**Aim:**
Quote every entry word for word.
☆ ☆ ☆ ☆ ☆
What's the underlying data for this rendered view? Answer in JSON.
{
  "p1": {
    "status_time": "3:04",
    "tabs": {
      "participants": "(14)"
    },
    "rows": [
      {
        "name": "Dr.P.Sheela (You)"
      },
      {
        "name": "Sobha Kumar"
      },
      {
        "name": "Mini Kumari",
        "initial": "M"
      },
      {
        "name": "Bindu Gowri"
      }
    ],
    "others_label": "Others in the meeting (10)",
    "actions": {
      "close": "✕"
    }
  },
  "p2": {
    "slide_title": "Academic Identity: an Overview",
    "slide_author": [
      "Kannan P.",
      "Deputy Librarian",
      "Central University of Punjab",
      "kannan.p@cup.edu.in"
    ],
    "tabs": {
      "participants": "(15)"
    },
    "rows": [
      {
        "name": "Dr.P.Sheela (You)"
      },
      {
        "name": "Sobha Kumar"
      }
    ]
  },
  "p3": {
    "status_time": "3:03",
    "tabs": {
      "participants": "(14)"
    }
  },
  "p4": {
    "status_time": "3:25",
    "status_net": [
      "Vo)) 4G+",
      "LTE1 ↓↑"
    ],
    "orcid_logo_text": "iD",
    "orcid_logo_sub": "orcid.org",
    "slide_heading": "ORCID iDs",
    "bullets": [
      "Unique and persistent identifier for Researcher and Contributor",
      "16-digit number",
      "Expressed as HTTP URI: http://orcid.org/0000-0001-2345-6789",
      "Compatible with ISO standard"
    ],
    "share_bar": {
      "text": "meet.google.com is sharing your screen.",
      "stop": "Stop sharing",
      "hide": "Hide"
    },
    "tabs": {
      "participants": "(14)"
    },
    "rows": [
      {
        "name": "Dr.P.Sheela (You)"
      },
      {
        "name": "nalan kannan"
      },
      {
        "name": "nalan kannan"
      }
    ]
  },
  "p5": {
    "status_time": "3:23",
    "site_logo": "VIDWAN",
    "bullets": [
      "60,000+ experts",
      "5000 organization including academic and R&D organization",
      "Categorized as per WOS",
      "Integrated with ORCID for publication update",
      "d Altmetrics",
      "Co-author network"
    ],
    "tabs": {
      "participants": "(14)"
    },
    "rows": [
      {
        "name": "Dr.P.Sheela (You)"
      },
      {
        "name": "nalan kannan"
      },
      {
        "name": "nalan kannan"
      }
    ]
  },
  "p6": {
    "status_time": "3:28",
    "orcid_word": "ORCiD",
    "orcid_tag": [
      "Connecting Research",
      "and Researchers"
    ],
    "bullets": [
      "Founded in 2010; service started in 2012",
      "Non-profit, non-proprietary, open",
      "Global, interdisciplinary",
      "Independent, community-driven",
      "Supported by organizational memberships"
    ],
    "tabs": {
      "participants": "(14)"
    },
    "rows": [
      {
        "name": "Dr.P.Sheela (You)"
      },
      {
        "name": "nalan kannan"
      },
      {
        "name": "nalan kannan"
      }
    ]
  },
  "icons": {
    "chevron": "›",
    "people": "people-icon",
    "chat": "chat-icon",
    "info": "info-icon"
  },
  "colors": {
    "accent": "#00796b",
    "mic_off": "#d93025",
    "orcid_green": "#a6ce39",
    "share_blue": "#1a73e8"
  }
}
☆ ☆ ☆ ☆ ☆
**Expected output:**
What's the underlying data for this rendered view? Answer in JSON.
{
  "p1": {
    "status_time": "3:04",
    "tabs": {
      "participants": "(14)"
    },
    "rows": [
      {
        "name": "Dr.P.Sheela (You)"
      },
      {
        "name": "Sobha Kumar"
      },
      {
        "name": "Mini Kumari",
        "initial": "M"
      },
      {
        "name": "Bindu Gowri"
      }
    ],
    "others_label": "Others in the meeting (10)",
    "actions": {
      "close": "✕"
    }
  },
  "p2": {
    "slide_title": "Academic Identity: an Overview",
    "slide_author": [
      "Kannan P.",
      "Deputy Librarian",
      "Central University of Punjab",
      "kannan.p@cup.edu.in"
    ],
    "tabs": {
      "participants": "(15)"
    },
    "rows": [
      {
        "name": "Dr.P.Sheela (You)"
      },
      {
        "name": "Sobha Kumar"
      }
    ]
  },
  "p3": {
    "status_time": "3:03",
    "tabs": {
      "participants": "(14)"
    }
  },
  "p4": {
    "status_time": "3:25",
    "status_net": [
      "Vo)) 4G+",
      "LTE1 ↓↑"
    ],
    "orcid_logo_text": "iD",
    "orcid_logo_sub": "orcid.org",
    "slide_heading": "ORCID iDs",
    "bullets": [
      "Unique and persistent identifier for Researcher and Contributor",
      "16-digit number",
      "Expressed as HTTP URI: http://orcid.org/0000-0001-2345-6789",
      "Compatible with ISO standard"
    ],
    "share_bar": {
      "text": "meet.google.com is sharing your screen.",
      "stop": "Stop sharing",
      "hide": "Hide"
    },
    "tabs": {
      "participants": "(14)"
    },
    "rows": [
      {
        "name": "Dr.P.Sheela (You)"
      },
      {
        "name": "nalan kannan"
      },
      {
        "name": "nalan kannan"
      }
    ]
  },
  "p5": {
    "status_time": "3:23",
    "site_logo": "VIDWAN",
    "bullets": [
      "60,000+ experts",
      "5000 organization including academic and R&D organization",
      "Categorized as per WOS",
      "Integrated with ORCID for publication update",
      "d Altmetrics",
      "Co-author network"
    ],
    "tabs": {
      "participants": "(14)"
    },
    "rows": [
      {
        "name": "Dr.P.Sheela (You)"
      },
      {
        "name": "nalan kannan"
      },
      {
        "name": "nalan kannan"
      }
    ]
  },
  "p6": {
    "status_time": "3:28",
    "orcid_word": "ORCiD",
    "orcid_tag": [
      "Connecting Research",
      "and Researchers"
    ],
    "bullets": [
      "Founded in 2010; service started in 2012",
      "Non-profit, non-proprietary, open",
      "Global, interdisciplinary",
      "Independent, community-driven",
      "Supported by organizational memberships"
    ],
    "tabs": {
      "participants": "(14)"
    },
    "rows": [
      {
        "name": "Dr.P.Sheela (You)"
      },
      {
        "name": "nalan kannan"
      },
      {
        "name": "nalan kannan"
      }
    ]
  },
  "icons": {
    "chevron": "›",
    "people": "people-icon",
    "chat": "chat-icon",
    "info": "info-icon"
  },
  "colors": {
    "accent": "#00796b",
    "mic_off": "#d93025",
    "orcid_green": "#a6ce39",
    "share_blue": "#1a73e8"
  }
}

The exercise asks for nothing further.